-- BEGIN Provided data --
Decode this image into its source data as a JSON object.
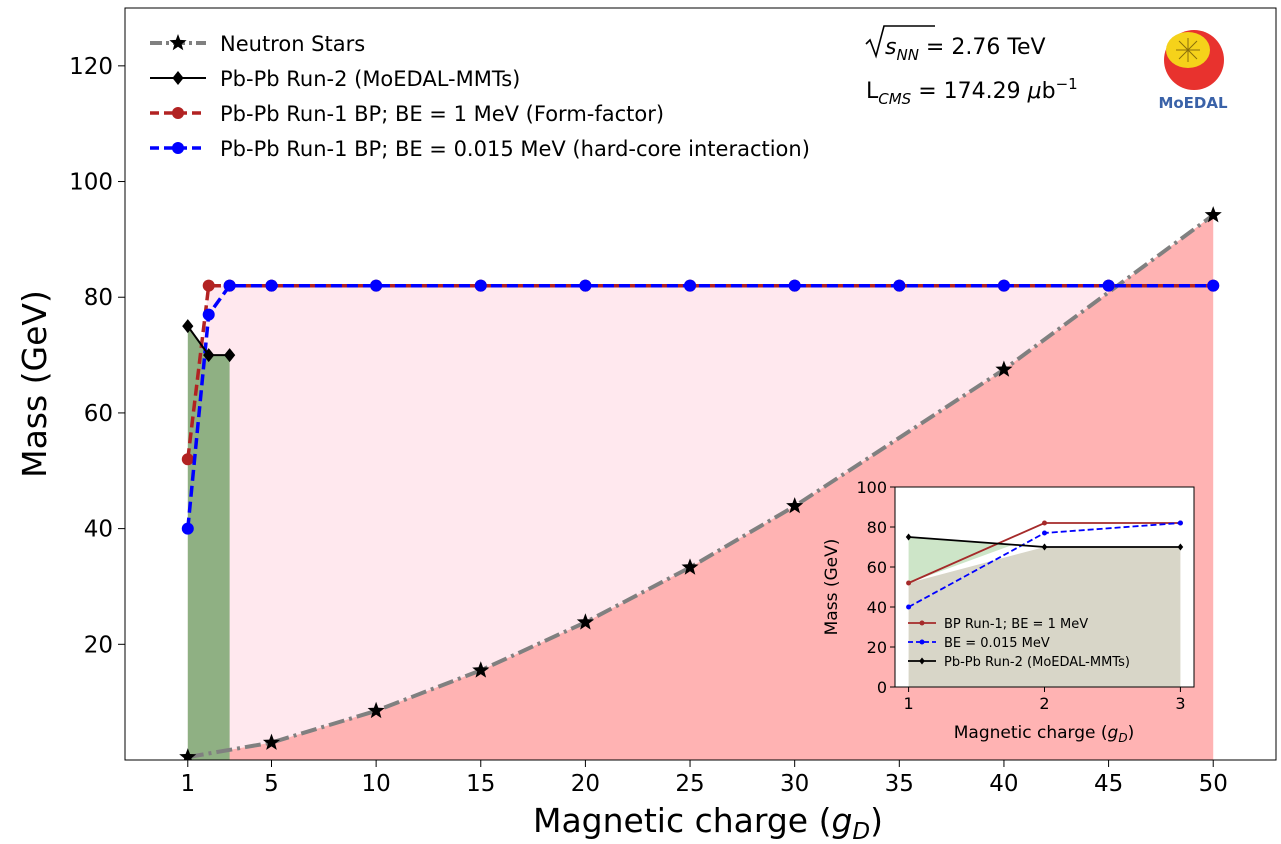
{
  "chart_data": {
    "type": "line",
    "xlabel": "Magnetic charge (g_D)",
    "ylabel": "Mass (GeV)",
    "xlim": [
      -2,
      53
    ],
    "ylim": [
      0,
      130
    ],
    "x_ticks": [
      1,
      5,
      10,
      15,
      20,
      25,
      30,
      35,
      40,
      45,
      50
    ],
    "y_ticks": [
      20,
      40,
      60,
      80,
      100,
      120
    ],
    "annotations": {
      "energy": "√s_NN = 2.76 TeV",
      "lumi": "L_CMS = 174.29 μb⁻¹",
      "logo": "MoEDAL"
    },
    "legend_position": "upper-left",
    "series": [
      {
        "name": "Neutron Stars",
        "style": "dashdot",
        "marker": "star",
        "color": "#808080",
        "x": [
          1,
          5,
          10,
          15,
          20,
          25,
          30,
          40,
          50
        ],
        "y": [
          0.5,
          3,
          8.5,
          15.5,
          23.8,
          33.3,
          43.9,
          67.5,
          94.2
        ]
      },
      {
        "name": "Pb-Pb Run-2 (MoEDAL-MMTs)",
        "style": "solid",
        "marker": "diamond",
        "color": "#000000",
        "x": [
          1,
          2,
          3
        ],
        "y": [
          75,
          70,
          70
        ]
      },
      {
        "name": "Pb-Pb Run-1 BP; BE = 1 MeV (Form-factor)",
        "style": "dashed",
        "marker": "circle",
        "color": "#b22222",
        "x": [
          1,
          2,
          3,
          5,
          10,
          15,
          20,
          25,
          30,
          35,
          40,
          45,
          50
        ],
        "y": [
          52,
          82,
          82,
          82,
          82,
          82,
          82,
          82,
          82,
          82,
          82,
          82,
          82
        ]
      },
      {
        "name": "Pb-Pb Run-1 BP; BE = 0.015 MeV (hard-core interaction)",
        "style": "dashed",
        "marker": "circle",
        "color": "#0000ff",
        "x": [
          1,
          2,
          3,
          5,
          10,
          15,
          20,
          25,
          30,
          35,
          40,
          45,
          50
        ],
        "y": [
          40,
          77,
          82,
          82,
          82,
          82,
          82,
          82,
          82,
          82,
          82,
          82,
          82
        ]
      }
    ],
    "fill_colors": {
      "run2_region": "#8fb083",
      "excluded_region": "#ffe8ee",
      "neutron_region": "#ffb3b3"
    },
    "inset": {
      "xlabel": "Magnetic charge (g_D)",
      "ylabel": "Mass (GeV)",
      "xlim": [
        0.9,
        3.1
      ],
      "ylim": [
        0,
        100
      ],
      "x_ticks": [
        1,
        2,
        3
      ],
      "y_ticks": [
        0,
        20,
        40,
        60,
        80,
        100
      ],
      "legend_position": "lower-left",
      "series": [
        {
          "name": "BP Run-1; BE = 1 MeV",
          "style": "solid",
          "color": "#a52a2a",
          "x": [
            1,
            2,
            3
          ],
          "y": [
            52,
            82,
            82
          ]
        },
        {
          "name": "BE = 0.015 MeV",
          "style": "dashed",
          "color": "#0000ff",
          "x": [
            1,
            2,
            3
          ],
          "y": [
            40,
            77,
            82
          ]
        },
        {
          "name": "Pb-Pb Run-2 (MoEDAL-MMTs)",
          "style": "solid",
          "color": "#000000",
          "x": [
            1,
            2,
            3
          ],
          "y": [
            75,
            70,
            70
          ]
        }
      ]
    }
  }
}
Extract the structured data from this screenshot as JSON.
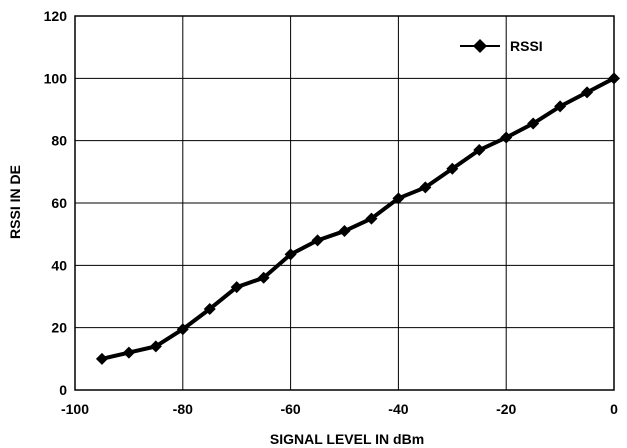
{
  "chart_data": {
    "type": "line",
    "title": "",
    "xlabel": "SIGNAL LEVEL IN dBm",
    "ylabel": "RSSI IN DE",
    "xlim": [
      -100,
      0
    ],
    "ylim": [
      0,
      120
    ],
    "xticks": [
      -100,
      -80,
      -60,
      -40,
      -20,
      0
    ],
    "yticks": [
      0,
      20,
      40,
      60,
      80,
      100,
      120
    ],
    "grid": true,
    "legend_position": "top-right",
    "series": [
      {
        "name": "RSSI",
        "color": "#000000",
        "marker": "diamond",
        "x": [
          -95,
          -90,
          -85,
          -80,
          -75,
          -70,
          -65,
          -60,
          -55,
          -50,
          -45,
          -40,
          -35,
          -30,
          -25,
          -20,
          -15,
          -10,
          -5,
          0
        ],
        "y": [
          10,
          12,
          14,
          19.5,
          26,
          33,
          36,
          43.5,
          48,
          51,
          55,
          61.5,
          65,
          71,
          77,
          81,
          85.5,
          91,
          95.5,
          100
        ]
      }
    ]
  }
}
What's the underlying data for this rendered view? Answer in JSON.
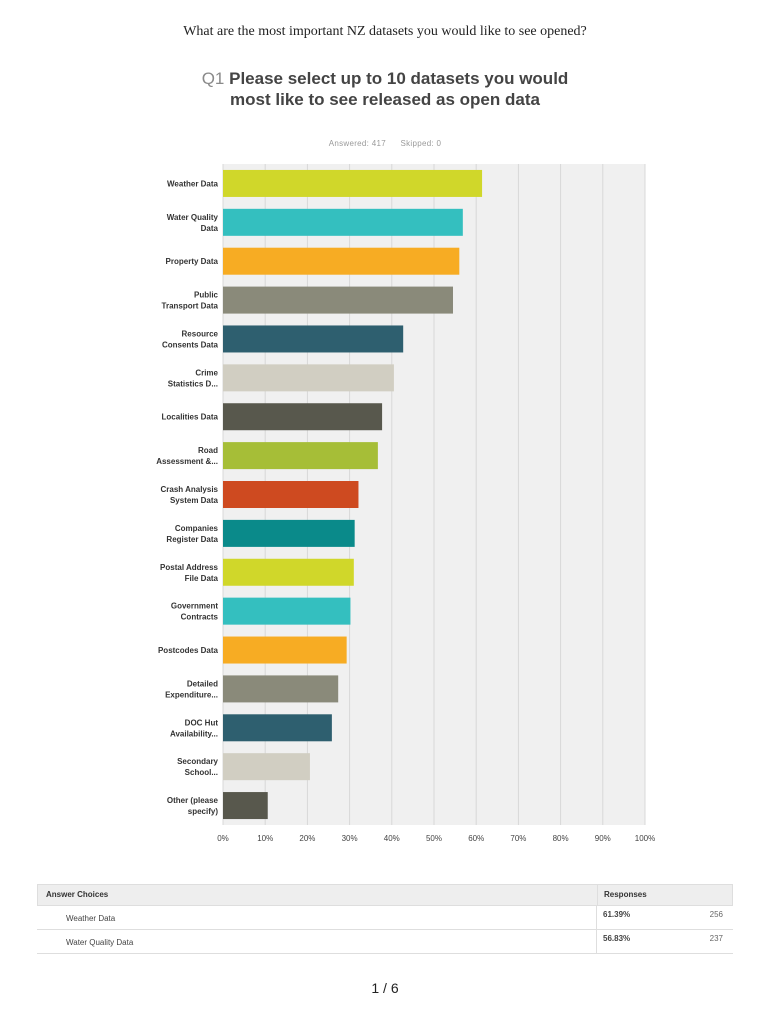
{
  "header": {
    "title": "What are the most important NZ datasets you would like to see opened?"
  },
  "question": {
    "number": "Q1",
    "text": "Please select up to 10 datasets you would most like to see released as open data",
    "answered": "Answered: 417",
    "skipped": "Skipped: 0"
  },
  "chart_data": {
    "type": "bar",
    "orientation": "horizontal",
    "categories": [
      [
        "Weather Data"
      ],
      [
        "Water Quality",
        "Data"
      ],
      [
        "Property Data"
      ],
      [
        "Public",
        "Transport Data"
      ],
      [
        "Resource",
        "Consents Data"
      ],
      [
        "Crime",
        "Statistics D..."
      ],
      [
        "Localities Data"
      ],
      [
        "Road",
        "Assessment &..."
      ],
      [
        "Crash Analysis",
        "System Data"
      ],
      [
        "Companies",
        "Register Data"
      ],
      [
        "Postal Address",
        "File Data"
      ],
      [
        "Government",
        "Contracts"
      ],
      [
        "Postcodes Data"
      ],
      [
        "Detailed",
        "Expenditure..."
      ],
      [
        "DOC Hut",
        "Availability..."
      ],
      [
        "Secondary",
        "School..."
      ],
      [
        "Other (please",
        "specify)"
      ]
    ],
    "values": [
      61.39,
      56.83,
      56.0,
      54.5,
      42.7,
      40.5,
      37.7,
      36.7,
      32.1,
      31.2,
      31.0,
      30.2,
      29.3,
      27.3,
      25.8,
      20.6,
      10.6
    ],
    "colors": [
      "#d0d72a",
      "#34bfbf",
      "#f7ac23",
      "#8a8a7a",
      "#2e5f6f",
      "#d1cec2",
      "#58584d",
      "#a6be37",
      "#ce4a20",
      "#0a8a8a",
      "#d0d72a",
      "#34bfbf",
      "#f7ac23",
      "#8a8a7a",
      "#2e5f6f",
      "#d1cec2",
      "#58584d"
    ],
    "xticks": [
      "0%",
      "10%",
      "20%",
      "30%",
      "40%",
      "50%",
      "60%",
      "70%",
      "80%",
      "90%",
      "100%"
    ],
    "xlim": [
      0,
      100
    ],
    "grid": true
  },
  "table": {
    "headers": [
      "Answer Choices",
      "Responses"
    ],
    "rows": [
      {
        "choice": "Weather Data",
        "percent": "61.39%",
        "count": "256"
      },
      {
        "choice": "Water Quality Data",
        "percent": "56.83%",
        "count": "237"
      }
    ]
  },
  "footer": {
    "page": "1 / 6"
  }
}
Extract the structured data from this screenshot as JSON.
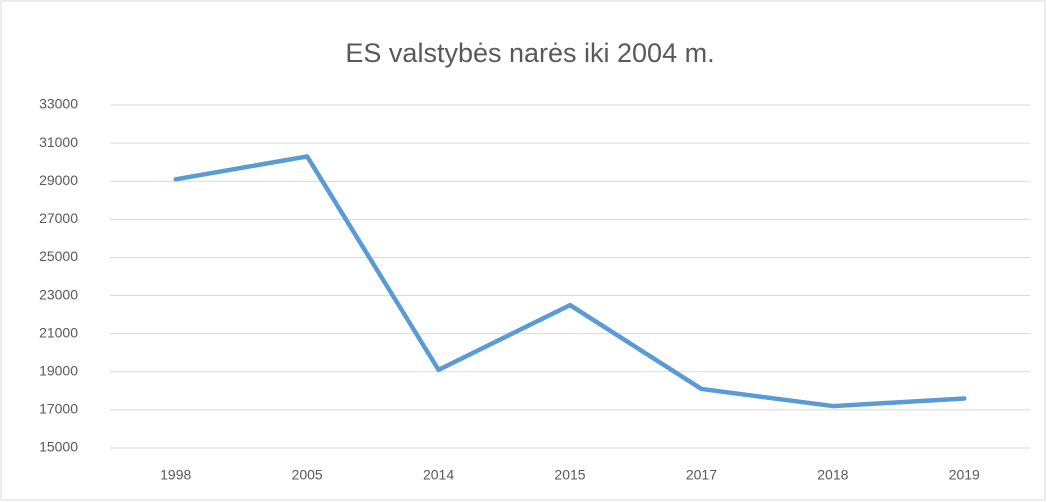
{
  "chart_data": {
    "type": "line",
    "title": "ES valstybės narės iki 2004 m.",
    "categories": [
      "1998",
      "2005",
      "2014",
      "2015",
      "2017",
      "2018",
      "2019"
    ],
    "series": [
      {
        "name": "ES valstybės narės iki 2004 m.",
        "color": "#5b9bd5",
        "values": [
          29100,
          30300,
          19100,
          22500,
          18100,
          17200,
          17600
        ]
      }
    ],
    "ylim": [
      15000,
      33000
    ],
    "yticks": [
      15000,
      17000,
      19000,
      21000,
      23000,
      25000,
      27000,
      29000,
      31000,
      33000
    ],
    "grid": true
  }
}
-- END Provided data --
- Aim -
Where a line of the records above holds the word "would", copy that line.

- Solution to this task -
    "title": "What are the most important NZ datasets you would like to see opened?"
    "text": "Please select up to 10 datasets you would most like to see released as open data",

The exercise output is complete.